* Objective
Images must not appear in your copy; reproduce every other part of the records exactly.

* Input data
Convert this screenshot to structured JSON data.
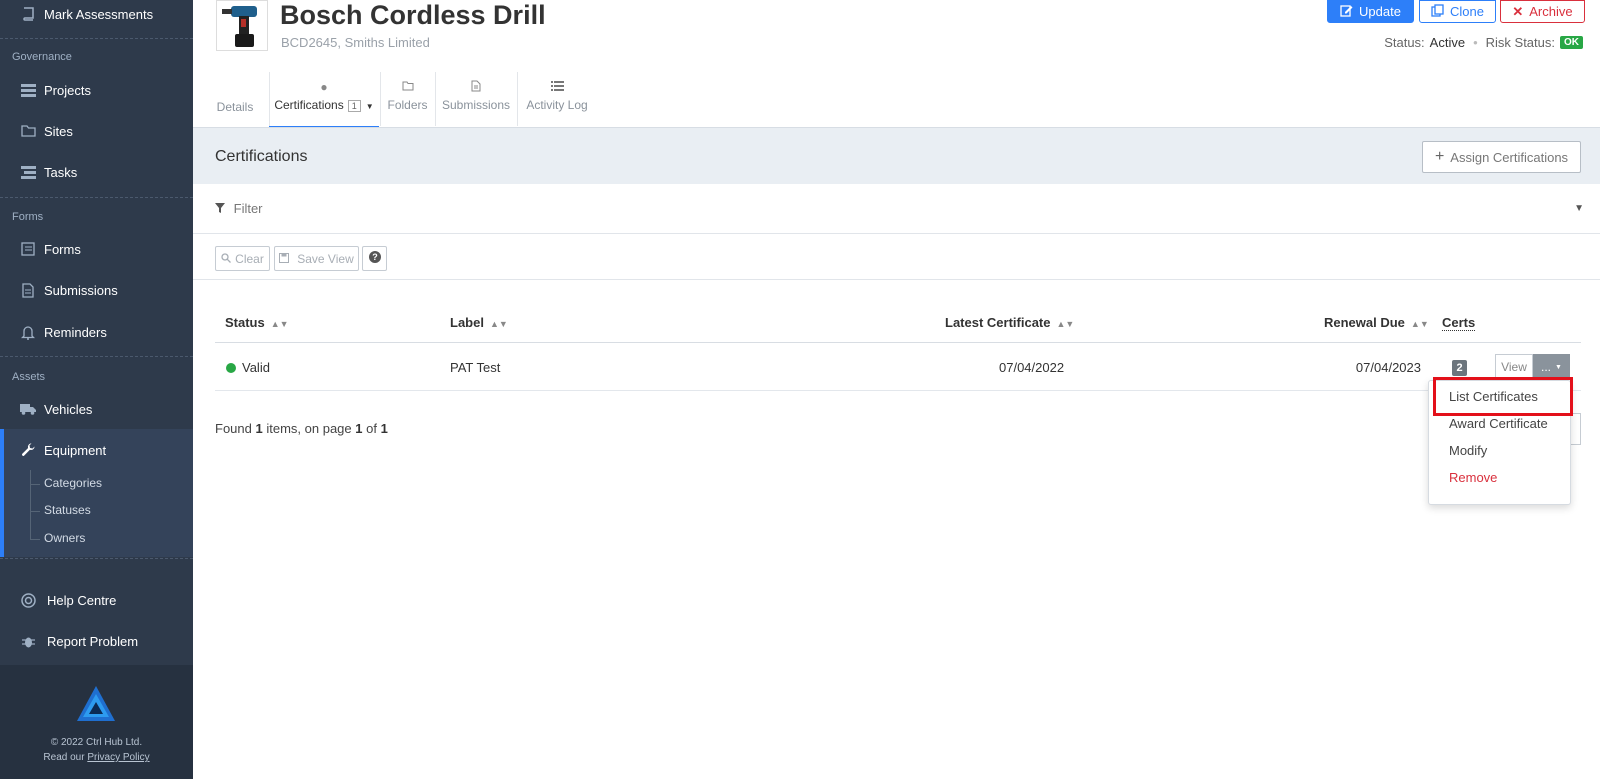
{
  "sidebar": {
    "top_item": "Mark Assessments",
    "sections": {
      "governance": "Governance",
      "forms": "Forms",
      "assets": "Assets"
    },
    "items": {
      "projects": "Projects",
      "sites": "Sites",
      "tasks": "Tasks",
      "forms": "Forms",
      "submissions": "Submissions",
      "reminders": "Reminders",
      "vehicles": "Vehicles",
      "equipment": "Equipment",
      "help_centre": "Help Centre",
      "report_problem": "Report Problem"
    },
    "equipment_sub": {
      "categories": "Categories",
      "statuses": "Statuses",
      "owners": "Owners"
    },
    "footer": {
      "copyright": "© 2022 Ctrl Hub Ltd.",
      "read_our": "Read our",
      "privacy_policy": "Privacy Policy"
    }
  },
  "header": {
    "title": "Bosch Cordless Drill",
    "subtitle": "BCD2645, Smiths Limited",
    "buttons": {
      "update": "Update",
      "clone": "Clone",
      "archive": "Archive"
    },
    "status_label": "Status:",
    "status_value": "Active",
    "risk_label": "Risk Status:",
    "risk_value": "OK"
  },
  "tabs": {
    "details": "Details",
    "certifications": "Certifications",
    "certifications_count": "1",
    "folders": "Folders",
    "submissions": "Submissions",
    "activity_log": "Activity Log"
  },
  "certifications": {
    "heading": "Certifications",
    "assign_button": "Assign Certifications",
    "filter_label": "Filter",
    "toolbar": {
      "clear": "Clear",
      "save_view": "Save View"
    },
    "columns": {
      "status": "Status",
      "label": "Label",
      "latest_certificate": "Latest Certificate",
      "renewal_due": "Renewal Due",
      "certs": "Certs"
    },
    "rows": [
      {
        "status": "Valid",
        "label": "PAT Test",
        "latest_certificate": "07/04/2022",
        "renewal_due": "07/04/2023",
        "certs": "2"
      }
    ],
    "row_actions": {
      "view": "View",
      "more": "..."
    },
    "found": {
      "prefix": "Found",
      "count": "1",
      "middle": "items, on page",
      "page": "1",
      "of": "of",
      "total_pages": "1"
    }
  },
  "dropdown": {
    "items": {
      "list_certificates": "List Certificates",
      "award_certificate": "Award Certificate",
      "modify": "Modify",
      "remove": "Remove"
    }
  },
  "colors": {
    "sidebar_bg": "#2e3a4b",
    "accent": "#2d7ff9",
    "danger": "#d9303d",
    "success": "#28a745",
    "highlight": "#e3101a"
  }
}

* Written solution
Convert this screenshot to structured JSON data.
{
  "sidebar": {
    "top_item": "Mark Assessments",
    "sections": {
      "governance": "Governance",
      "forms": "Forms",
      "assets": "Assets"
    },
    "items": {
      "projects": "Projects",
      "sites": "Sites",
      "tasks": "Tasks",
      "forms": "Forms",
      "submissions": "Submissions",
      "reminders": "Reminders",
      "vehicles": "Vehicles",
      "equipment": "Equipment",
      "help_centre": "Help Centre",
      "report_problem": "Report Problem"
    },
    "equipment_sub": {
      "categories": "Categories",
      "statuses": "Statuses",
      "owners": "Owners"
    },
    "footer": {
      "copyright": "© 2022 Ctrl Hub Ltd.",
      "read_our": "Read our",
      "privacy_policy": "Privacy Policy"
    }
  },
  "header": {
    "title": "Bosch Cordless Drill",
    "subtitle": "BCD2645, Smiths Limited",
    "buttons": {
      "update": "Update",
      "clone": "Clone",
      "archive": "Archive"
    },
    "status_label": "Status:",
    "status_value": "Active",
    "risk_label": "Risk Status:",
    "risk_value": "OK"
  },
  "tabs": {
    "details": "Details",
    "certifications": "Certifications",
    "certifications_count": "1",
    "folders": "Folders",
    "submissions": "Submissions",
    "activity_log": "Activity Log"
  },
  "certifications": {
    "heading": "Certifications",
    "assign_button": "Assign Certifications",
    "filter_label": "Filter",
    "toolbar": {
      "clear": "Clear",
      "save_view": "Save View"
    },
    "columns": {
      "status": "Status",
      "label": "Label",
      "latest_certificate": "Latest Certificate",
      "renewal_due": "Renewal Due",
      "certs": "Certs"
    },
    "rows": [
      {
        "status": "Valid",
        "label": "PAT Test",
        "latest_certificate": "07/04/2022",
        "renewal_due": "07/04/2023",
        "certs": "2"
      }
    ],
    "row_actions": {
      "view": "View",
      "more": "..."
    },
    "found": {
      "prefix": "Found",
      "count": "1",
      "middle": "items, on page",
      "page": "1",
      "of": "of",
      "total_pages": "1"
    }
  },
  "dropdown": {
    "items": {
      "list_certificates": "List Certificates",
      "award_certificate": "Award Certificate",
      "modify": "Modify",
      "remove": "Remove"
    }
  },
  "colors": {
    "sidebar_bg": "#2e3a4b",
    "accent": "#2d7ff9",
    "danger": "#d9303d",
    "success": "#28a745",
    "highlight": "#e3101a"
  }
}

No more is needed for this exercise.